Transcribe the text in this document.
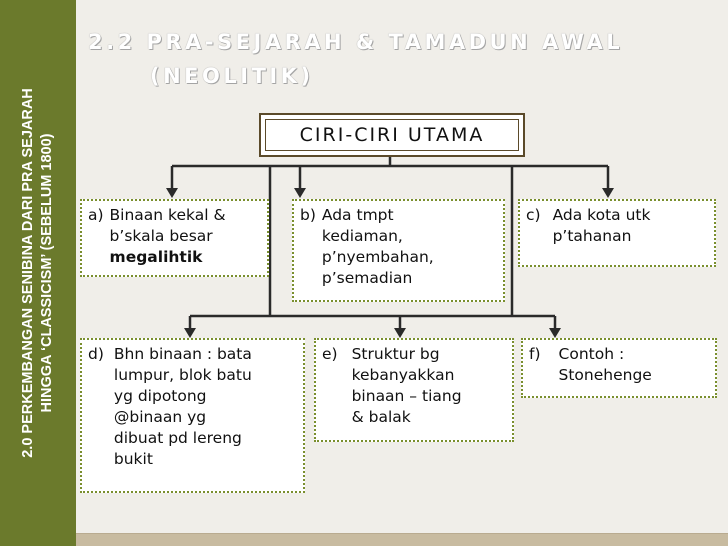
2.0 PERKEMBANGAN SENIBINA DARI PRA SEJARAH HINGGA ‘CLASSICISM’ (SEBELUM 1800)
2.2 PRA-SEJARAH & TAMADUN AWAL
(NEOLITIK)
CIRI-CIRI UTAMA
a) Binaan kekal &
b’skala besar
megalihtik
b) Ada tmpt
kediaman,
p’nyembahan,
p’semadian
c) Ada kota utk
p’tahanan
d) Bhn binaan : bata
lumpur, blok batu
yg dipotong
@binaan yg
dibuat pd lereng
bukit
e) Struktur bg
kebanyakkan
binaan – tiang
& balak
f) Contoh :
Stonehenge
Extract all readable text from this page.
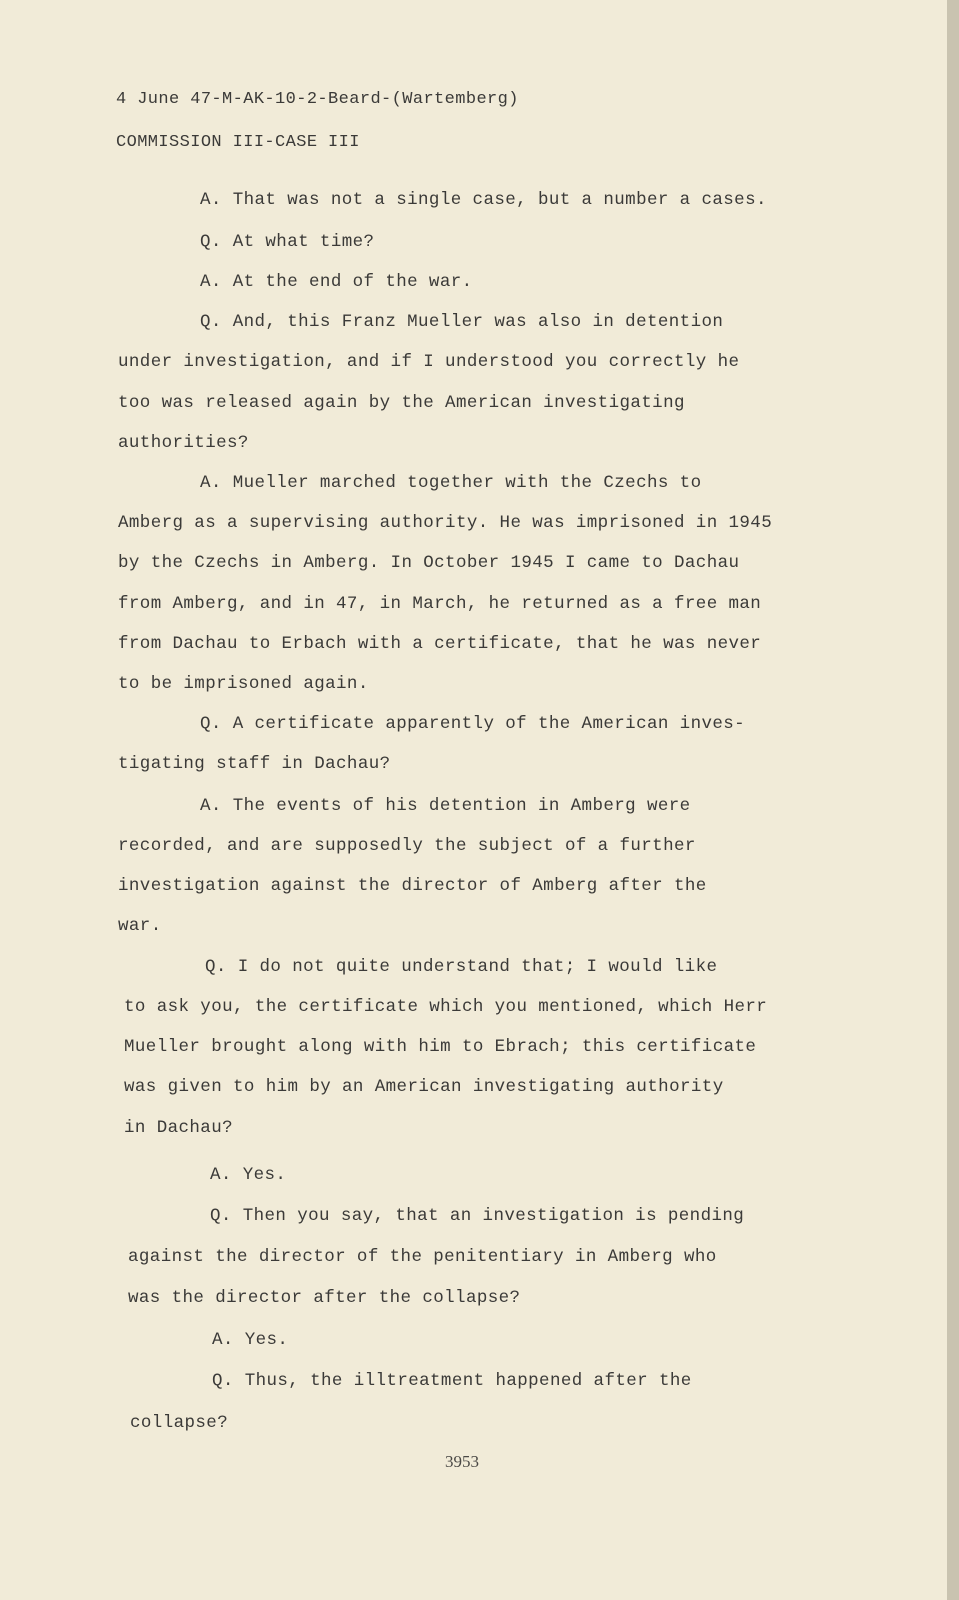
4 June 47-M-AK-10-2-Beard-(Wartemberg)

COMMISSION III-CASE III

A. That was not a single case, but a number a cases.

Q. At what time?

A. At the end of the war.

Q. And, this Franz Mueller was also in detention

under investigation, and if I understood you correctly he

too was released again by the American investigating

authorities?

A. Mueller marched together with the Czechs to

Amberg as a supervising authority. He was imprisoned in 1945

by the Czechs in Amberg. In October 1945 I came to Dachau

from Amberg, and in 47, in March, he returned as a free man

from Dachau to Erbach with a certificate, that he was never

to be imprisoned again.

Q. A certificate apparently of the American inves-

tigating staff in Dachau?

A. The events of his detention in Amberg were

recorded, and are supposedly the subject of a further

investigation against the director of Amberg after the

war.

Q. I do not quite understand that; I would like

to ask you, the certificate which you mentioned, which Herr

Mueller brought along with him to Ebrach; this certificate

was given to him by an American investigating authority

in Dachau?

A. Yes.

Q. Then you say, that an investigation is pending

against the director of the penitentiary in Amberg who

was the director after the collapse?

A. Yes.

Q. Thus, the illtreatment happened after the

collapse?

3953
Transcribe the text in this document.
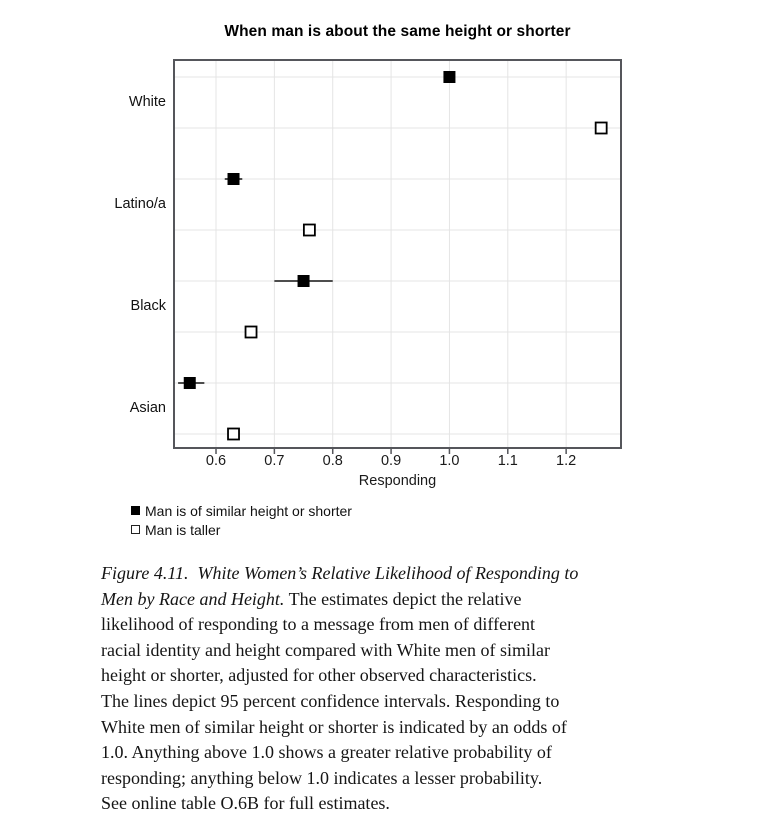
When man is about the same height or shorter
White
Latino/a
Black
Asian
0.6	0.7	0.8	0.9	1.0	1.1	1.2
Responding
Man is of similar height or shorter
Man is taller
Figure 4.11.  White Women’s Relative Likelihood of Responding to
Men by Race and Height. The estimates depict the relative
likelihood of responding to a message from men of different
racial identity and height compared with White men of similar
height or shorter, adjusted for other observed characteristics.
The lines depict 95 percent confidence intervals. Responding to
White men of similar height or shorter is indicated by an odds of
1.0. Anything above 1.0 shows a greater relative probability of
responding; anything below 1.0 indicates a lesser probability.
See online table O.6B for full estimates.
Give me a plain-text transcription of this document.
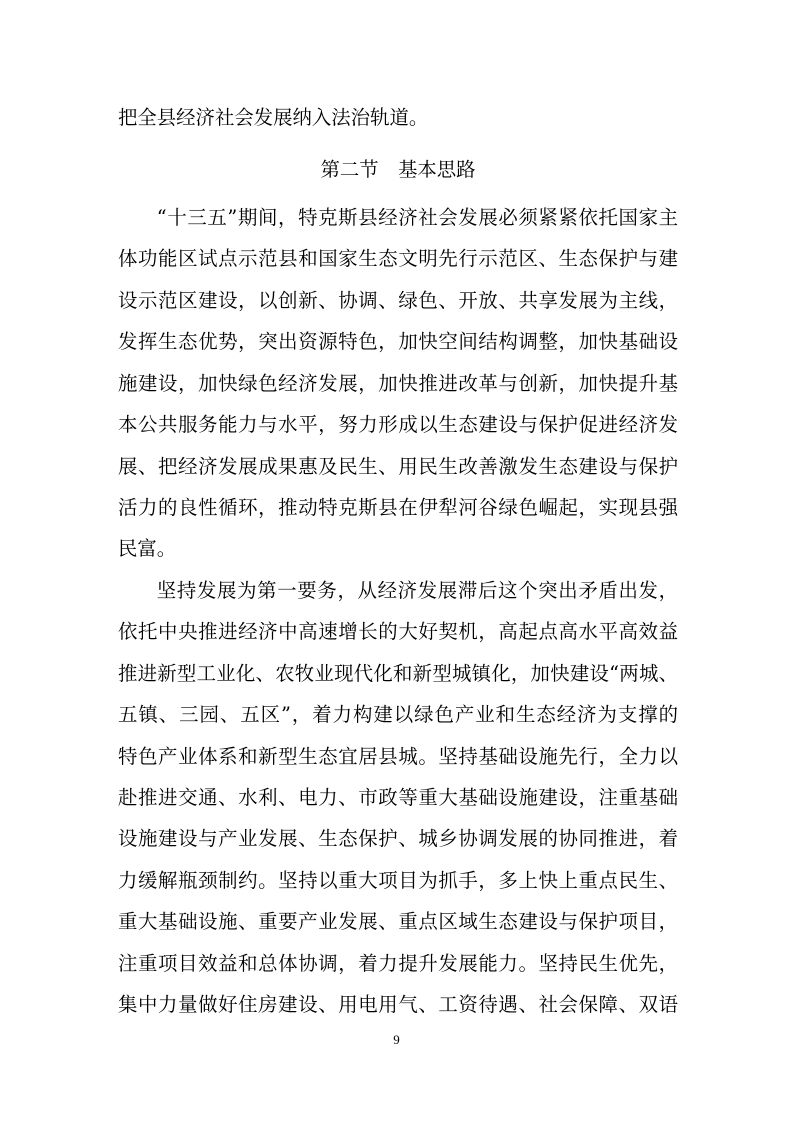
把全县经济社会发展纳入法治轨道。
第二节　基本思路
“十三五”期间，特克斯县经济社会发展必须紧紧依托国家主
体功能区试点示范县和国家生态文明先行示范区、生态保护与建
设示范区建设，以创新、协调、绿色、开放、共享发展为主线，
发挥生态优势，突出资源特色，加快空间结构调整，加快基础设
施建设，加快绿色经济发展，加快推进改革与创新，加快提升基
本公共服务能力与水平，努力形成以生态建设与保护促进经济发
展、把经济发展成果惠及民生、用民生改善激发生态建设与保护
活力的良性循环，推动特克斯县在伊犁河谷绿色崛起，实现县强
民富。
坚持发展为第一要务，从经济发展滞后这个突出矛盾出发，
依托中央推进经济中高速增长的大好契机，高起点高水平高效益
推进新型工业化、农牧业现代化和新型城镇化，加快建设“两城、
五镇、三园、五区”，着力构建以绿色产业和生态经济为支撑的
特色产业体系和新型生态宜居县城。坚持基础设施先行，全力以
赴推进交通、水利、电力、市政等重大基础设施建设，注重基础
设施建设与产业发展、生态保护、城乡协调发展的协同推进，着
力缓解瓶颈制约。坚持以重大项目为抓手，多上快上重点民生、
重大基础设施、重要产业发展、重点区域生态建设与保护项目，
注重项目效益和总体协调，着力提升发展能力。坚持民生优先，
集中力量做好住房建设、用电用气、工资待遇、社会保障、双语
9
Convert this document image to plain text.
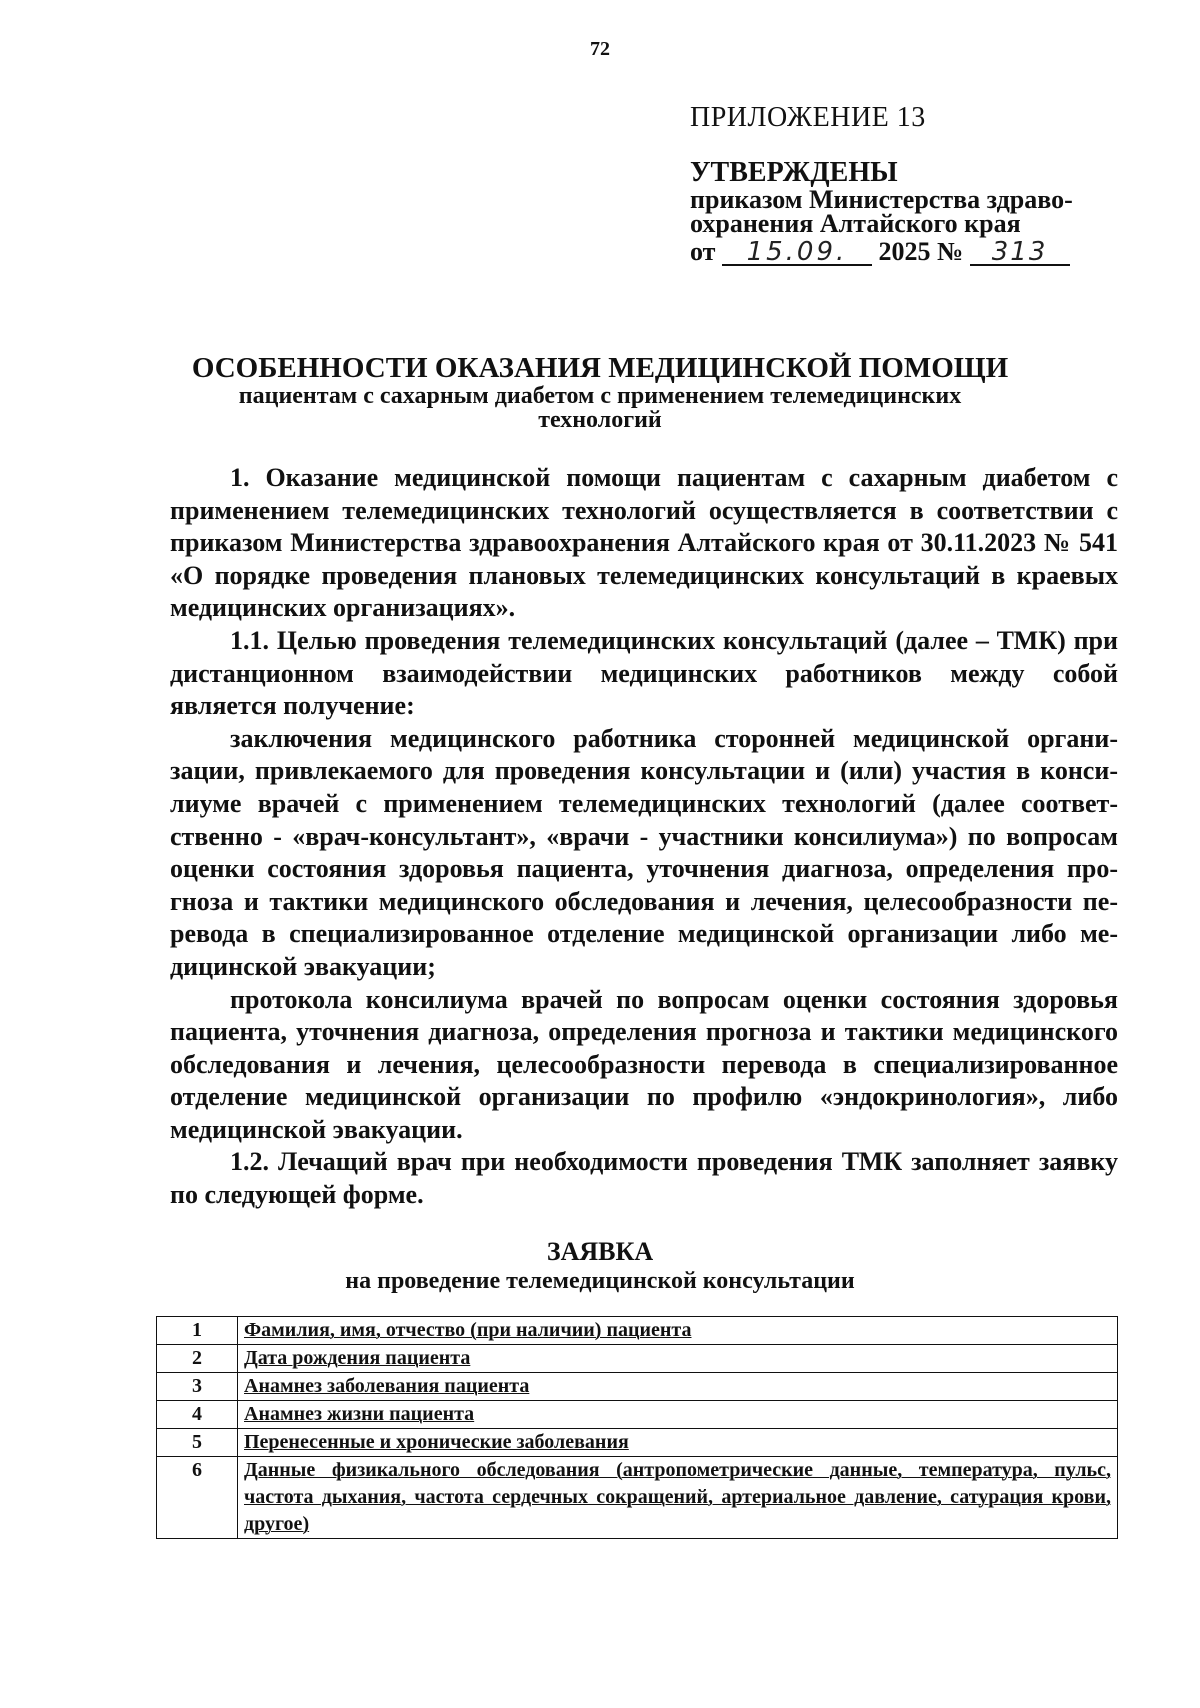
72
ПРИЛОЖЕНИЕ 13
УТВЕРЖДЕНЫ
приказом Министерства здраво-
охранения Алтайского края
от 15.09. 2025 № 313
ОСОБЕННОСТИ ОКАЗАНИЯ МЕДИЦИНСКОЙ ПОМОЩИ
пациентам с сахарным диабетом с применением телемедицинских
технологий

1. Оказание медицинской помощи пациентам с сахарным диабетом с применением телемедицинских технологий осуществляется в соответствии с приказом Министерства здравоохранения Алтайского края от 30.11.2023 № 541 «О порядке проведения плановых телемедицинских консультаций в краевых медицинских организациях».

1.1. Целью проведения телемедицинских консультаций (далее – ТМК) при дистанционном взаимодействии медицинских работников между собой является получение:

заключения медицинского работника сторонней медицинской организации, привлекаемого для проведения консультации и (или) участия в консилиуме врачей с применением телемедицинских технологий (далее соответственно - «врач-консультант», «врачи - участники консилиума») по вопросам оценки состояния здоровья пациента, уточнения диагноза, определения прогноза и тактики медицинского обследования и лечения, целесообразности перевода в специализированное отделение медицинской организации либо медицинской эвакуации;

протокола консилиума врачей по вопросам оценки состояния здоровья пациента, уточнения диагноза, определения прогноза и тактики медицинского обследования и лечения, целесообразности перевода в специализированное отделение медицинской организации по профилю «эндокринология», либо медицинской эвакуации.

1.2. Лечащий врач при необходимости проведения ТМК заполняет заявку по следующей форме.

ЗАЯВКА
на проведение телемедицинской консультации
1	Фамилия, имя, отчество (при наличии) пациента
2	Дата рождения пациента
3	Анамнез заболевания пациента
4	Анамнез жизни пациента
5	Перенесенные и хронические заболевания
6	Данные физикального обследования (антропометрические данные, температура, пульс, частота дыхания, частота сердечных сокращений, артериальное давление, сатурация крови, другое)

★ ★ ★ ★

Could you reproduce every record above exactly, leaving out the pictures?

Solved exercise:
Transcribe the text in this document.
2.0 PERKEMBANGAN SENIBINA DARI PRA SEJARAH HINGGA ‘CLASSICISM’ (SEBELUM 1800)
2.2 PRA-SEJARAH & TAMADUN AWAL
(NEOLITIK)
CIRI-CIRI UTAMA
a) Binaan kekal &
b’skala besar
megalihtik
b) Ada tmpt
kediaman,
p’nyembahan,
p’semadian
c) Ada kota utk
p’tahanan
d) Bhn binaan : bata
lumpur, blok batu
yg dipotong
@binaan yg
dibuat pd lereng
bukit
e) Struktur bg
kebanyakkan
binaan – tiang
& balak
f) Contoh :
Stonehenge
Extract all readable text from this page.
4 June 47-M-AK-10-2-Beard-(Wartemberg)

COMMISSION III-CASE III

A. That was not a single case, but a number a cases.

Q. At what time?

A. At the end of the war.

Q. And, this Franz Mueller was also in detention

under investigation, and if I understood you correctly he

too was released again by the American investigating

authorities?

A. Mueller marched together with the Czechs to

Amberg as a supervising authority. He was imprisoned in 1945

by the Czechs in Amberg. In October 1945 I came to Dachau

from Amberg, and in 47, in March, he returned as a free man

from Dachau to Erbach with a certificate, that he was never

to be imprisoned again.

Q. A certificate apparently of the American inves-

tigating staff in Dachau?

A. The events of his detention in Amberg were

recorded, and are supposedly the subject of a further

investigation against the director of Amberg after the

war.

Q. I do not quite understand that; I would like

to ask you, the certificate which you mentioned, which Herr

Mueller brought along with him to Ebrach; this certificate

was given to him by an American investigating authority

in Dachau?

A. Yes.

Q. Then you say, that an investigation is pending

against the director of the penitentiary in Amberg who

was the director after the collapse?

A. Yes.

Q. Thus, the illtreatment happened after the

collapse?

3953
Transcribe the text in this document.
When man is about the same height or shorter
White
Latino/a
Black
Asian
0.6	0.7	0.8	0.9	1.0	1.1	1.2
Responding
Man is of similar height or shorter
Man is taller
Figure 4.11.  White Women’s Relative Likelihood of Responding to
Men by Race and Height. The estimates depict the relative
likelihood of responding to a message from men of different
racial identity and height compared with White men of similar
height or shorter, adjusted for other observed characteristics.
The lines depict 95 percent confidence intervals. Responding to
White men of similar height or shorter is indicated by an odds of
1.0. Anything above 1.0 shows a greater relative probability of
responding; anything below 1.0 indicates a lesser probability.
See online table O.6B for full estimates.
Give me a plain-text transcription of this document.
把全县经济社会发展纳入法治轨道。
第二节　基本思路
“十三五”期间，特克斯县经济社会发展必须紧紧依托国家主
体功能区试点示范县和国家生态文明先行示范区、生态保护与建
设示范区建设，以创新、协调、绿色、开放、共享发展为主线，
发挥生态优势，突出资源特色，加快空间结构调整，加快基础设
施建设，加快绿色经济发展，加快推进改革与创新，加快提升基
本公共服务能力与水平，努力形成以生态建设与保护促进经济发
展、把经济发展成果惠及民生、用民生改善激发生态建设与保护
活力的良性循环，推动特克斯县在伊犁河谷绿色崛起，实现县强
民富。
坚持发展为第一要务，从经济发展滞后这个突出矛盾出发，
依托中央推进经济中高速增长的大好契机，高起点高水平高效益
推进新型工业化、农牧业现代化和新型城镇化，加快建设“两城、
五镇、三园、五区”，着力构建以绿色产业和生态经济为支撑的
特色产业体系和新型生态宜居县城。坚持基础设施先行，全力以
赴推进交通、水利、电力、市政等重大基础设施建设，注重基础
设施建设与产业发展、生态保护、城乡协调发展的协同推进，着
力缓解瓶颈制约。坚持以重大项目为抓手，多上快上重点民生、
重大基础设施、重要产业发展、重点区域生态建设与保护项目，
注重项目效益和总体协调，着力提升发展能力。坚持民生优先，
集中力量做好住房建设、用电用气、工资待遇、社会保障、双语
9
Convert this document image to plain text.
72
ПРИЛОЖЕНИЕ 13
УТВЕРЖДЕНЫ
приказом Министерства здраво-
охранения Алтайского края
от 15.09. 2025 № 313
ОСОБЕННОСТИ ОКАЗАНИЯ МЕДИЦИНСКОЙ ПОМОЩИ
пациентам с сахарным диабетом с применением телемедицинских
технологий

1. Оказание медицинской помощи пациентам с сахарным диабетом с применением телемедицинских технологий осуществляется в соответствии с приказом Министерства здравоохранения Алтайского края от 30.11.2023 № 541 «О порядке проведения плановых телемедицинских консультаций в краевых медицинских организациях».

1.1. Целью проведения телемедицинских консультаций (далее – ТМК) при дистанционном взаимодействии медицинских работников между собой является получение:

заключения медицинского работника сторонней медицинской организации, привлекаемого для проведения консультации и (или) участия в консилиуме врачей с применением телемедицинских технологий (далее соответственно - «врач-консультант», «врачи - участники консилиума») по вопросам оценки состояния здоровья пациента, уточнения диагноза, определения прогноза и тактики медицинского обследования и лечения, целесообразности перевода в специализированное отделение медицинской организации либо медицинской эвакуации;

протокола консилиума врачей по вопросам оценки состояния здоровья пациента, уточнения диагноза, определения прогноза и тактики медицинского обследования и лечения, целесообразности перевода в специализированное отделение медицинской организации по профилю «эндокринология», либо медицинской эвакуации.

1.2. Лечащий врач при необходимости проведения ТМК заполняет заявку по следующей форме.

ЗАЯВКА
на проведение телемедицинской консультации
1	Фамилия, имя, отчество (при наличии) пациента
2	Дата рождения пациента
3	Анамнез заболевания пациента
4	Анамнез жизни пациента
5	Перенесенные и хронические заболевания
6	Данные физикального обследования (антропометрические данные, температура, пульс, частота дыхания, частота сердечных сокращений, артериальное давление, сатурация крови, другое)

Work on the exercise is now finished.